§ WORK REQUIRED:
Copy all of the records below verbatim.

§ Saved entries:

>> Begin

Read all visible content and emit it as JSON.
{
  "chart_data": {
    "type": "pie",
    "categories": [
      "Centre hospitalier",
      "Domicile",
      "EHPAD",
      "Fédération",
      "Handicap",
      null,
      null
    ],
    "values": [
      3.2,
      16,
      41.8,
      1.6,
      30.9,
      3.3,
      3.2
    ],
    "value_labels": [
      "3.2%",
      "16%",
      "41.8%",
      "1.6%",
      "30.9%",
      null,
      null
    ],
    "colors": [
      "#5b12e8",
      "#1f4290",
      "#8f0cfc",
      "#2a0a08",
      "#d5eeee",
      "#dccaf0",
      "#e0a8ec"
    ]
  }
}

>> End

§ RESULT OF THE EXERCISE:
Read all visible content and emit it as JSON.
{
  "chart_data": {
    "type": "pie",
    "categories": [
      "Centre hospitalier",
      "Domicile",
      "EHPAD",
      "Fédération",
      "Handicap",
      null,
      null
    ],
    "values": [
      3.2,
      16,
      41.8,
      1.6,
      30.9,
      3.3,
      3.2
    ],
    "value_labels": [
      "3.2%",
      "16%",
      "41.8%",
      "1.6%",
      "30.9%",
      null,
      null
    ],
    "colors": [
      "#5b12e8",
      "#1f4290",
      "#8f0cfc",
      "#2a0a08",
      "#d5eeee",
      "#dccaf0",
      "#e0a8ec"
    ]
  }
}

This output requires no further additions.